-- Dataset records --
====================

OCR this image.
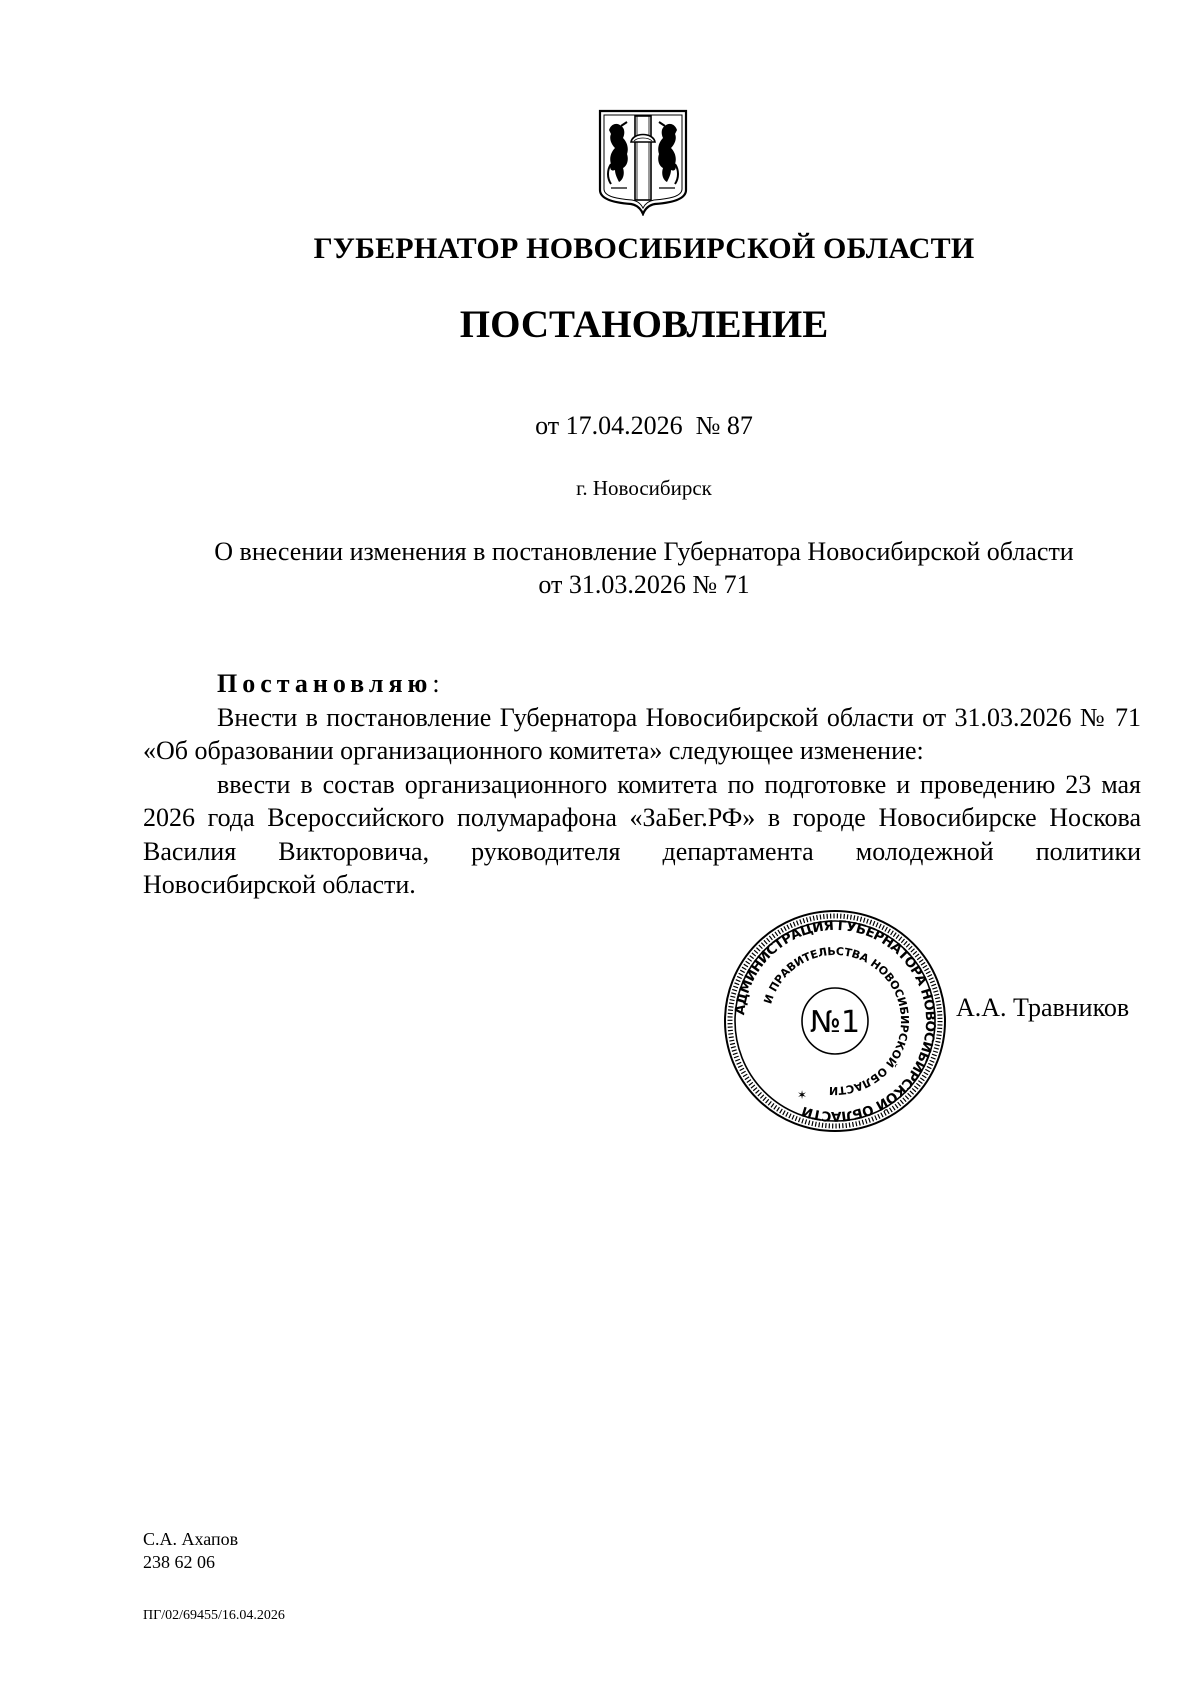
ГУБЕРНАТОР НОВОСИБИРСКОЙ ОБЛАСТИ
ПОСТАНОВЛЕНИЕ
от 17.04.2026  № 87
г. Новосибирск
О внесении изменения в постановление Губернатора Новосибирской области
от 31.03.2026 № 71
Постановляю:
Внести в постановление Губернатора Новосибирской области от 31.03.2026 № 71 «Об образовании организационного комитета» следующее изменение:
ввести в состав организационного комитета по подготовке и проведению 23 мая 2026 года Всероссийского полумарафона «ЗаБег.РФ» в городе Новосибирске Носкова Василия Викторовича, руководителя департамента молодежной политики Новосибирской области.
АДМИНИСТРАЦИЯ ГУБЕРНАТОРА НОВОСИБИРСКОЙ ОБЛАСТИ
И ПРАВИТЕЛЬСТВА НОВОСИБИРСКОЙ ОБЛАСТИ
№1
✶
А.А. Травников
С.А. Ахапов
238 62 06
ПГ/02/69455/16.04.2026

====================

-- What to produce --
Output the material word for word, omitting its pictures.

-- Response to the exercise --
OCR this image.
ГУБЕРНАТОР НОВОСИБИРСКОЙ ОБЛАСТИ
ПОСТАНОВЛЕНИЕ
от 17.04.2026  № 87
г. Новосибирск
О внесении изменения в постановление Губернатора Новосибирской области
от 31.03.2026 № 71
Постановляю:
Внести в постановление Губернатора Новосибирской области от 31.03.2026 № 71 «Об образовании организационного комитета» следующее изменение:
ввести в состав организационного комитета по подготовке и проведению 23 мая 2026 года Всероссийского полумарафона «ЗаБег.РФ» в городе Новосибирске Носкова Василия Викторовича, руководителя департамента молодежной политики Новосибирской области.
АДМИНИСТРАЦИЯ ГУБЕРНАТОРА НОВОСИБИРСКОЙ ОБЛАСТИ
И ПРАВИТЕЛЬСТВА НОВОСИБИРСКОЙ ОБЛАСТИ
№1
✶
А.А. Травников
С.А. Ахапов
238 62 06
ПГ/02/69455/16.04.2026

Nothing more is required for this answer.